> _ERFASSTE DATEN_:
○ ○ ○ ○

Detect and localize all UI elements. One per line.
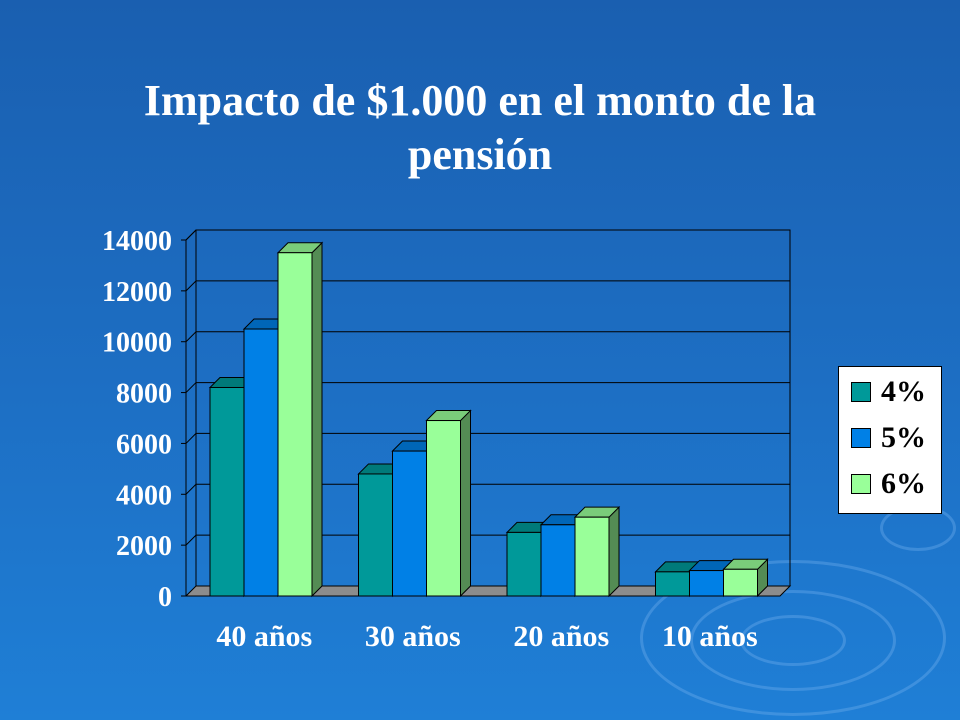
y-tick-label: 4000	[116, 480, 172, 511]
y-axis: 0 2000 4000 6000 8000 10000 12000 14000	[102, 226, 186, 613]
bar-front	[426, 420, 461, 597]
y-tick-label: 6000	[116, 429, 172, 460]
legend: 4% 5% 6%	[838, 366, 942, 514]
x-tick-label: 40 años	[216, 620, 312, 653]
y-tick-label: 10000	[102, 328, 172, 359]
bar-front	[723, 568, 758, 597]
bar	[573, 505, 621, 598]
gridline	[185, 280, 790, 292]
bar-front	[506, 531, 542, 597]
x-tick-label: 30 años	[365, 620, 461, 653]
gridline	[185, 432, 790, 444]
legend-item: 6%	[851, 469, 926, 499]
gridline	[185, 331, 790, 343]
legend-swatch	[851, 474, 871, 494]
legend-item: 4%	[851, 377, 926, 407]
gridline	[185, 229, 790, 241]
legend-item: 5%	[851, 423, 926, 453]
x-tick-label: 20 años	[513, 620, 609, 653]
bar-front	[655, 571, 690, 597]
y-tick-label: 8000	[116, 379, 172, 410]
bar-side	[311, 241, 323, 598]
y-tick-label: 0	[158, 582, 172, 613]
x-tick-label: 10 años	[662, 620, 758, 653]
bar-front	[689, 570, 724, 597]
gridline	[185, 382, 790, 393]
bar-front	[209, 386, 245, 597]
bar-front	[277, 252, 313, 597]
y-tick-label: 14000	[102, 226, 172, 257]
bar-front	[358, 473, 393, 597]
bar-side	[608, 505, 620, 598]
bar-front	[540, 524, 576, 597]
bar	[276, 241, 324, 598]
bars	[208, 241, 769, 598]
bar	[722, 558, 769, 598]
x-axis: 40 años 30 años 20 años 10 años	[186, 595, 780, 653]
bar-front	[574, 516, 610, 597]
legend-label: 5%	[881, 421, 926, 454]
legend-label: 6%	[881, 467, 926, 500]
bar-front	[243, 328, 279, 597]
legend-swatch	[851, 428, 871, 448]
legend-swatch	[851, 382, 871, 402]
bar-front	[392, 450, 427, 597]
bar	[425, 409, 472, 598]
y-tick-label: 2000	[116, 531, 172, 562]
legend-label: 4%	[881, 375, 926, 408]
y-tick-label: 12000	[102, 277, 172, 308]
gridline	[185, 483, 790, 495]
bar-side	[460, 409, 471, 598]
chart-title: Impacto de $1.000 en el monto de la pens…	[143, 76, 817, 179]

○ ○ ○ ○

> _AUFGABENSTELLUNG_:
Übertragen Sie die obigen Zeilen in eine JSON-Liste aus Zeichenketten, eine Zeichenkette je Zeile, ohne Leerzeilen. Lassen Sie die Bildverweise in der Lösung weg.

> _LÖSUNG_:
[
  "Detect and localize all UI elements. One per line.",
  "y-tick-label: 4000\t[116, 480, 172, 511]",
  "y-axis: 0 2000 4000 6000 8000 10000 12000 14000\t[102, 226, 186, 613]",
  "bar-front\t[426, 420, 461, 597]",
  "y-tick-label: 6000\t[116, 429, 172, 460]",
  "legend: 4% 5% 6%\t[838, 366, 942, 514]",
  "x-tick-label: 40 años\t[216, 620, 312, 653]",
  "y-tick-label: 10000\t[102, 328, 172, 359]",
  "bar-front\t[723, 568, 758, 597]",
  "bar\t[573, 505, 621, 598]",
  "gridline\t[185, 280, 790, 292]",
  "bar-front\t[506, 531, 542, 597]",
  "x-tick-label: 30 años\t[365, 620, 461, 653]",
  "gridline\t[185, 432, 790, 444]",
  "legend-item: 6%\t[851, 469, 926, 499]",
  "gridline\t[185, 331, 790, 343]",
  "legend-swatch\t[851, 474, 871, 494]",
  "legend-item: 4%\t[851, 377, 926, 407]",
  "gridline\t[185, 229, 790, 241]",
  "legend-item: 5%\t[851, 423, 926, 453]",
  "x-tick-label: 20 años\t[513, 620, 609, 653]",
  "bar-front\t[655, 571, 690, 597]",
  "y-tick-label: 8000\t[116, 379, 172, 410]",
  "bar-side\t[311, 241, 323, 598]",
  "y-tick-label: 0\t[158, 582, 172, 613]",
  "x-tick-label: 10 años\t[662, 620, 758, 653]",
  "bar-front\t[689, 570, 724, 597]",
  "gridline\t[185, 382, 790, 393]",
  "bar-front\t[209, 386, 245, 597]",
  "bar-front\t[277, 252, 313, 597]",
  "y-tick-label: 14000\t[102, 226, 172, 257]",
  "bar-front\t[358, 473, 393, 597]",
  "bar-side\t[608, 505, 620, 598]",
  "bar-front\t[540, 524, 576, 597]",
  "bar\t[276, 241, 324, 598]",
  "bars\t[208, 241, 769, 598]",
  "bar\t[722, 558, 769, 598]",
  "x-axis: 40 años 30 años 20 años 10 años\t[186, 595, 780, 653]",
  "bar-front\t[574, 516, 610, 597]",
  "legend-label: 5%\t[881, 421, 926, 454]",
  "legend-label: 6%\t[881, 467, 926, 500]",
  "bar-front\t[243, 328, 279, 597]",
  "legend-swatch\t[851, 428, 871, 448]",
  "legend-swatch\t[851, 382, 871, 402]",
  "bar-front\t[392, 450, 427, 597]",
  "bar\t[425, 409, 472, 598]",
  "y-tick-label: 2000\t[116, 531, 172, 562]",
  "legend-label: 4%\t[881, 375, 926, 408]",
  "y-tick-label: 12000\t[102, 277, 172, 308]",
  "gridline\t[185, 483, 790, 495]",
  "bar-side\t[460, 409, 471, 598]",
  "chart-title: Impacto de $1.000 en el monto de la pens…\t[143, 76, 817, 179]"
]